DATASET RECORDS -
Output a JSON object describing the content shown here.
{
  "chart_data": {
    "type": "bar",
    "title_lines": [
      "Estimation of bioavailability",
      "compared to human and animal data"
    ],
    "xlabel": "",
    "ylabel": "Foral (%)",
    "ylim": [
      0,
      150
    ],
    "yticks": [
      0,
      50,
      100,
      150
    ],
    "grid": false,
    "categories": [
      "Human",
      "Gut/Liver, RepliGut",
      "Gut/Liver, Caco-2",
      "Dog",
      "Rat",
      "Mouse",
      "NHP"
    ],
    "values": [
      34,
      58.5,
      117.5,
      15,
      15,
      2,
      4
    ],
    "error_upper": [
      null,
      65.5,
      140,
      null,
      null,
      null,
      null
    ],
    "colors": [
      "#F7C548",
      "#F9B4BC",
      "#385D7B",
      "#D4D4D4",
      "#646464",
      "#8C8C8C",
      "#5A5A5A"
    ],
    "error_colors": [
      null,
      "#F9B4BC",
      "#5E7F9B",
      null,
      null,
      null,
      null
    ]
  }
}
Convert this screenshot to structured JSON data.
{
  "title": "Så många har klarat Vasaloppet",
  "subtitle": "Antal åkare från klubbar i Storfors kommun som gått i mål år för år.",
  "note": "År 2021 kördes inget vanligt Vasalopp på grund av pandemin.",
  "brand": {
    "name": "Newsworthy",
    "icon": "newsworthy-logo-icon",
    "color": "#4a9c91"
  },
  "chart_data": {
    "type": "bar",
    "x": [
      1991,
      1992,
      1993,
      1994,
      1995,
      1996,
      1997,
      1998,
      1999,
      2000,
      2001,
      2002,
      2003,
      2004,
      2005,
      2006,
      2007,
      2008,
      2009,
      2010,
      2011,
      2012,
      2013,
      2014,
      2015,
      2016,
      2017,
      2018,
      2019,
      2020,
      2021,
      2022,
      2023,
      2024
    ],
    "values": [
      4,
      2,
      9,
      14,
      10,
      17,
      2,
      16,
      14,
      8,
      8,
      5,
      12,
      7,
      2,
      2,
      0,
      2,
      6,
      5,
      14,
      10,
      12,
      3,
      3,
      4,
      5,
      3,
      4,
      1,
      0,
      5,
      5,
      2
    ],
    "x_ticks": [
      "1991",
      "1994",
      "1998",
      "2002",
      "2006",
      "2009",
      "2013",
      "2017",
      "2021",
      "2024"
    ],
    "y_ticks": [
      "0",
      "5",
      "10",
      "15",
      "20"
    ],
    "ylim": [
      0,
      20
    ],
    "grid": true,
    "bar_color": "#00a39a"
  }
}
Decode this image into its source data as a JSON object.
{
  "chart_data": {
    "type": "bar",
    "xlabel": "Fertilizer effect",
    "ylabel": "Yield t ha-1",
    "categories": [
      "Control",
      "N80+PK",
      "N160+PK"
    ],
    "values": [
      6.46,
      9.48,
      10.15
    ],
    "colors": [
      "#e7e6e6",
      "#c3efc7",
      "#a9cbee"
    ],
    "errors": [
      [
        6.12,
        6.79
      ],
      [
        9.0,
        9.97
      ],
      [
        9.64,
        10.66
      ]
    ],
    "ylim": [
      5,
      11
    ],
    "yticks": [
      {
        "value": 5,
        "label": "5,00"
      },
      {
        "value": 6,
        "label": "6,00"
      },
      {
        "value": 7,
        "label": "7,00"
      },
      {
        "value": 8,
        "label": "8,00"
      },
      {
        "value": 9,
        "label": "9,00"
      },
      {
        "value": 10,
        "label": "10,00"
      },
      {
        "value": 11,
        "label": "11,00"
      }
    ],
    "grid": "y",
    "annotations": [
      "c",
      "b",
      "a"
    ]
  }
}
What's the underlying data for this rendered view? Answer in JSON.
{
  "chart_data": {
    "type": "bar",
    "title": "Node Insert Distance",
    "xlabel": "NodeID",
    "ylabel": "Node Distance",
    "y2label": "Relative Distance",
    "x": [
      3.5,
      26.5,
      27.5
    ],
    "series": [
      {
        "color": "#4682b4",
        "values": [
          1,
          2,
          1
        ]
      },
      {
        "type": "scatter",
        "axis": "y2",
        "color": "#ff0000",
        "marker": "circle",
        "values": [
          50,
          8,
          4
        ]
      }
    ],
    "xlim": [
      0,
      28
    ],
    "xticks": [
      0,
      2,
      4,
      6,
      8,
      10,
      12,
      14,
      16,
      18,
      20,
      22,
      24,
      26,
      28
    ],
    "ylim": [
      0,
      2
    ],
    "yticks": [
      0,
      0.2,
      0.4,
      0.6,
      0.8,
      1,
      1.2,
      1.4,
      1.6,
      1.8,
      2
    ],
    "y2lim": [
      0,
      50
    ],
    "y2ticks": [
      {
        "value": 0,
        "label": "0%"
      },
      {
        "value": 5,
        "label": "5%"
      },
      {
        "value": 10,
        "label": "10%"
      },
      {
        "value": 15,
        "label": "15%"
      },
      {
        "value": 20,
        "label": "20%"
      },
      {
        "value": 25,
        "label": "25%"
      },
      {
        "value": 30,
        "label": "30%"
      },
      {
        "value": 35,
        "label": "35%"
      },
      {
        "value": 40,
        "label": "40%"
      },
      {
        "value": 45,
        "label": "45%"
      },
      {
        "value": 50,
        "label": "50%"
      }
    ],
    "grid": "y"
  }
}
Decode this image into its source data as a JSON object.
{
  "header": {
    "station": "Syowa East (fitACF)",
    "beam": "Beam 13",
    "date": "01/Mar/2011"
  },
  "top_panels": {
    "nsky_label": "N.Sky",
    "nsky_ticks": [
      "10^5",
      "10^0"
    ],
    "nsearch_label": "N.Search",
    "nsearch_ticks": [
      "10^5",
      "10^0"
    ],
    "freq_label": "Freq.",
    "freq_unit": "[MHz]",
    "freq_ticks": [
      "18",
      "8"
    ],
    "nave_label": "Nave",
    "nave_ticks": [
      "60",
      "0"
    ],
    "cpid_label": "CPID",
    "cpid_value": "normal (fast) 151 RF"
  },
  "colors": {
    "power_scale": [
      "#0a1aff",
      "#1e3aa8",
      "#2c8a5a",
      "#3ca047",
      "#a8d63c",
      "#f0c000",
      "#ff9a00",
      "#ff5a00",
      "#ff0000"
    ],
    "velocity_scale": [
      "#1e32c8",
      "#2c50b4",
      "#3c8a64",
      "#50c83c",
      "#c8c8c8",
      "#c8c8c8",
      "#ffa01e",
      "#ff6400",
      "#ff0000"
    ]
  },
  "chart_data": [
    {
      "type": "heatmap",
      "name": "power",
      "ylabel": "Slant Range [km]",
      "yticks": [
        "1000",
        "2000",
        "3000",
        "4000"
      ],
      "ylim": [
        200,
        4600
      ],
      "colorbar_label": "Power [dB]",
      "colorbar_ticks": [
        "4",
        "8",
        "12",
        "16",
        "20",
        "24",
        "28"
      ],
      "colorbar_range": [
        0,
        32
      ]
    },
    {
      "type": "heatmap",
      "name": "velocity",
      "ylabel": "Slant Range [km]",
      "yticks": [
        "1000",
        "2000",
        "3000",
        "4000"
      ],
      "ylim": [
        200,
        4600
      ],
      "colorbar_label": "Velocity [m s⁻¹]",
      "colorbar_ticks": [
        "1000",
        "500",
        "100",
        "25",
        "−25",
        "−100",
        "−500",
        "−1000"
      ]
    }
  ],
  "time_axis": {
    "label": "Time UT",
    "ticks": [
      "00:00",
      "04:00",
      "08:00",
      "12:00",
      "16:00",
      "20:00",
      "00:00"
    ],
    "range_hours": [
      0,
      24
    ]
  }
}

PROMPT - Give all the entries again exactly; leave none out.

ANSWER FOR THE TASK -
Output a JSON object describing the content shown here.
{
  "chart_data": {
    "type": "bar",
    "title_lines": [
      "Estimation of bioavailability",
      "compared to human and animal data"
    ],
    "xlabel": "",
    "ylabel": "Foral (%)",
    "ylim": [
      0,
      150
    ],
    "yticks": [
      0,
      50,
      100,
      150
    ],
    "grid": false,
    "categories": [
      "Human",
      "Gut/Liver, RepliGut",
      "Gut/Liver, Caco-2",
      "Dog",
      "Rat",
      "Mouse",
      "NHP"
    ],
    "values": [
      34,
      58.5,
      117.5,
      15,
      15,
      2,
      4
    ],
    "error_upper": [
      null,
      65.5,
      140,
      null,
      null,
      null,
      null
    ],
    "colors": [
      "#F7C548",
      "#F9B4BC",
      "#385D7B",
      "#D4D4D4",
      "#646464",
      "#8C8C8C",
      "#5A5A5A"
    ],
    "error_colors": [
      null,
      "#F9B4BC",
      "#5E7F9B",
      null,
      null,
      null,
      null
    ]
  }
}
Convert this screenshot to structured JSON data.
{
  "title": "Så många har klarat Vasaloppet",
  "subtitle": "Antal åkare från klubbar i Storfors kommun som gått i mål år för år.",
  "note": "År 2021 kördes inget vanligt Vasalopp på grund av pandemin.",
  "brand": {
    "name": "Newsworthy",
    "icon": "newsworthy-logo-icon",
    "color": "#4a9c91"
  },
  "chart_data": {
    "type": "bar",
    "x": [
      1991,
      1992,
      1993,
      1994,
      1995,
      1996,
      1997,
      1998,
      1999,
      2000,
      2001,
      2002,
      2003,
      2004,
      2005,
      2006,
      2007,
      2008,
      2009,
      2010,
      2011,
      2012,
      2013,
      2014,
      2015,
      2016,
      2017,
      2018,
      2019,
      2020,
      2021,
      2022,
      2023,
      2024
    ],
    "values": [
      4,
      2,
      9,
      14,
      10,
      17,
      2,
      16,
      14,
      8,
      8,
      5,
      12,
      7,
      2,
      2,
      0,
      2,
      6,
      5,
      14,
      10,
      12,
      3,
      3,
      4,
      5,
      3,
      4,
      1,
      0,
      5,
      5,
      2
    ],
    "x_ticks": [
      "1991",
      "1994",
      "1998",
      "2002",
      "2006",
      "2009",
      "2013",
      "2017",
      "2021",
      "2024"
    ],
    "y_ticks": [
      "0",
      "5",
      "10",
      "15",
      "20"
    ],
    "ylim": [
      0,
      20
    ],
    "grid": true,
    "bar_color": "#00a39a"
  }
}
Decode this image into its source data as a JSON object.
{
  "chart_data": {
    "type": "bar",
    "xlabel": "Fertilizer effect",
    "ylabel": "Yield t ha-1",
    "categories": [
      "Control",
      "N80+PK",
      "N160+PK"
    ],
    "values": [
      6.46,
      9.48,
      10.15
    ],
    "colors": [
      "#e7e6e6",
      "#c3efc7",
      "#a9cbee"
    ],
    "errors": [
      [
        6.12,
        6.79
      ],
      [
        9.0,
        9.97
      ],
      [
        9.64,
        10.66
      ]
    ],
    "ylim": [
      5,
      11
    ],
    "yticks": [
      {
        "value": 5,
        "label": "5,00"
      },
      {
        "value": 6,
        "label": "6,00"
      },
      {
        "value": 7,
        "label": "7,00"
      },
      {
        "value": 8,
        "label": "8,00"
      },
      {
        "value": 9,
        "label": "9,00"
      },
      {
        "value": 10,
        "label": "10,00"
      },
      {
        "value": 11,
        "label": "11,00"
      }
    ],
    "grid": "y",
    "annotations": [
      "c",
      "b",
      "a"
    ]
  }
}
What's the underlying data for this rendered view? Answer in JSON.
{
  "chart_data": {
    "type": "bar",
    "title": "Node Insert Distance",
    "xlabel": "NodeID",
    "ylabel": "Node Distance",
    "y2label": "Relative Distance",
    "x": [
      3.5,
      26.5,
      27.5
    ],
    "series": [
      {
        "color": "#4682b4",
        "values": [
          1,
          2,
          1
        ]
      },
      {
        "type": "scatter",
        "axis": "y2",
        "color": "#ff0000",
        "marker": "circle",
        "values": [
          50,
          8,
          4
        ]
      }
    ],
    "xlim": [
      0,
      28
    ],
    "xticks": [
      0,
      2,
      4,
      6,
      8,
      10,
      12,
      14,
      16,
      18,
      20,
      22,
      24,
      26,
      28
    ],
    "ylim": [
      0,
      2
    ],
    "yticks": [
      0,
      0.2,
      0.4,
      0.6,
      0.8,
      1,
      1.2,
      1.4,
      1.6,
      1.8,
      2
    ],
    "y2lim": [
      0,
      50
    ],
    "y2ticks": [
      {
        "value": 0,
        "label": "0%"
      },
      {
        "value": 5,
        "label": "5%"
      },
      {
        "value": 10,
        "label": "10%"
      },
      {
        "value": 15,
        "label": "15%"
      },
      {
        "value": 20,
        "label": "20%"
      },
      {
        "value": 25,
        "label": "25%"
      },
      {
        "value": 30,
        "label": "30%"
      },
      {
        "value": 35,
        "label": "35%"
      },
      {
        "value": 40,
        "label": "40%"
      },
      {
        "value": 45,
        "label": "45%"
      },
      {
        "value": 50,
        "label": "50%"
      }
    ],
    "grid": "y"
  }
}
Decode this image into its source data as a JSON object.
{
  "header": {
    "station": "Syowa East (fitACF)",
    "beam": "Beam 13",
    "date": "01/Mar/2011"
  },
  "top_panels": {
    "nsky_label": "N.Sky",
    "nsky_ticks": [
      "10^5",
      "10^0"
    ],
    "nsearch_label": "N.Search",
    "nsearch_ticks": [
      "10^5",
      "10^0"
    ],
    "freq_label": "Freq.",
    "freq_unit": "[MHz]",
    "freq_ticks": [
      "18",
      "8"
    ],
    "nave_label": "Nave",
    "nave_ticks": [
      "60",
      "0"
    ],
    "cpid_label": "CPID",
    "cpid_value": "normal (fast) 151 RF"
  },
  "colors": {
    "power_scale": [
      "#0a1aff",
      "#1e3aa8",
      "#2c8a5a",
      "#3ca047",
      "#a8d63c",
      "#f0c000",
      "#ff9a00",
      "#ff5a00",
      "#ff0000"
    ],
    "velocity_scale": [
      "#1e32c8",
      "#2c50b4",
      "#3c8a64",
      "#50c83c",
      "#c8c8c8",
      "#c8c8c8",
      "#ffa01e",
      "#ff6400",
      "#ff0000"
    ]
  },
  "chart_data": [
    {
      "type": "heatmap",
      "name": "power",
      "ylabel": "Slant Range [km]",
      "yticks": [
        "1000",
        "2000",
        "3000",
        "4000"
      ],
      "ylim": [
        200,
        4600
      ],
      "colorbar_label": "Power [dB]",
      "colorbar_ticks": [
        "4",
        "8",
        "12",
        "16",
        "20",
        "24",
        "28"
      ],
      "colorbar_range": [
        0,
        32
      ]
    },
    {
      "type": "heatmap",
      "name": "velocity",
      "ylabel": "Slant Range [km]",
      "yticks": [
        "1000",
        "2000",
        "3000",
        "4000"
      ],
      "ylim": [
        200,
        4600
      ],
      "colorbar_label": "Velocity [m s⁻¹]",
      "colorbar_ticks": [
        "1000",
        "500",
        "100",
        "25",
        "−25",
        "−100",
        "−500",
        "−1000"
      ]
    }
  ],
  "time_axis": {
    "label": "Time UT",
    "ticks": [
      "00:00",
      "04:00",
      "08:00",
      "12:00",
      "16:00",
      "20:00",
      "00:00"
    ],
    "range_hours": [
      0,
      24
    ]
  }
}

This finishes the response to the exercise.